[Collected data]
◇ ◇ ◇ ◇

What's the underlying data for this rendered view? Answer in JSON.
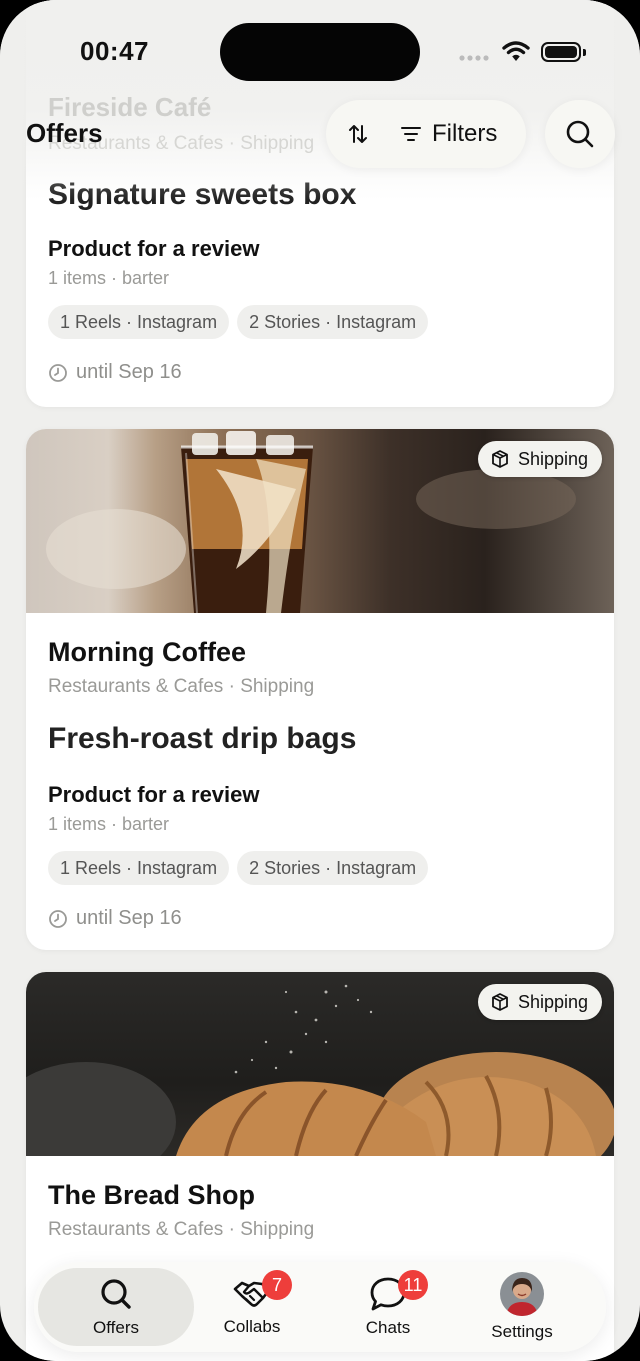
{
  "status_bar": {
    "time": "00:47"
  },
  "header": {
    "title": "Offers",
    "filters_label": "Filters",
    "ghost_business": "Fireside Café",
    "ghost_category": "Restaurants & Cafes · Shipping"
  },
  "cards": [
    {
      "offer_title": "Signature sweets box",
      "offer_type": "Product for a review",
      "items": "1 items · barter",
      "chips": [
        "1 Reels · Instagram",
        "2 Stories · Instagram"
      ],
      "until": "until Sep 16"
    },
    {
      "badge": "Shipping",
      "business": "Morning Coffee",
      "category": "Restaurants & Cafes · Shipping",
      "offer_title": "Fresh-roast drip bags",
      "offer_type": "Product for a review",
      "items": "1 items · barter",
      "chips": [
        "1 Reels · Instagram",
        "2 Stories · Instagram"
      ],
      "until": "until Sep 16"
    },
    {
      "badge": "Shipping",
      "business": "The Bread Shop",
      "category": "Restaurants & Cafes · Shipping"
    }
  ],
  "tabbar": {
    "tabs": [
      {
        "label": "Offers",
        "icon": "search-icon",
        "active": true
      },
      {
        "label": "Collabs",
        "icon": "handshake-icon",
        "badge": "7"
      },
      {
        "label": "Chats",
        "icon": "chat-bubble-icon",
        "badge": "11"
      },
      {
        "label": "Settings",
        "icon": "avatar"
      }
    ]
  },
  "colors": {
    "badge": "#ee3e3b",
    "background": "#efefed",
    "card": "#ffffff"
  }
}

◇ ◇ ◇ ◇

#### [OBJECTIVE]
Leave the pictures out and print the records above exactly as they stand.

#### [SOLUTION FOR THIS TASK]
What's the underlying data for this rendered view? Answer in JSON.
{
  "status_bar": {
    "time": "00:47"
  },
  "header": {
    "title": "Offers",
    "filters_label": "Filters",
    "ghost_business": "Fireside Café",
    "ghost_category": "Restaurants & Cafes · Shipping"
  },
  "cards": [
    {
      "offer_title": "Signature sweets box",
      "offer_type": "Product for a review",
      "items": "1 items · barter",
      "chips": [
        "1 Reels · Instagram",
        "2 Stories · Instagram"
      ],
      "until": "until Sep 16"
    },
    {
      "badge": "Shipping",
      "business": "Morning Coffee",
      "category": "Restaurants & Cafes · Shipping",
      "offer_title": "Fresh-roast drip bags",
      "offer_type": "Product for a review",
      "items": "1 items · barter",
      "chips": [
        "1 Reels · Instagram",
        "2 Stories · Instagram"
      ],
      "until": "until Sep 16"
    },
    {
      "badge": "Shipping",
      "business": "The Bread Shop",
      "category": "Restaurants & Cafes · Shipping"
    }
  ],
  "tabbar": {
    "tabs": [
      {
        "label": "Offers",
        "icon": "search-icon",
        "active": true
      },
      {
        "label": "Collabs",
        "icon": "handshake-icon",
        "badge": "7"
      },
      {
        "label": "Chats",
        "icon": "chat-bubble-icon",
        "badge": "11"
      },
      {
        "label": "Settings",
        "icon": "avatar"
      }
    ]
  },
  "colors": {
    "badge": "#ee3e3b",
    "background": "#efefed",
    "card": "#ffffff"
  }
}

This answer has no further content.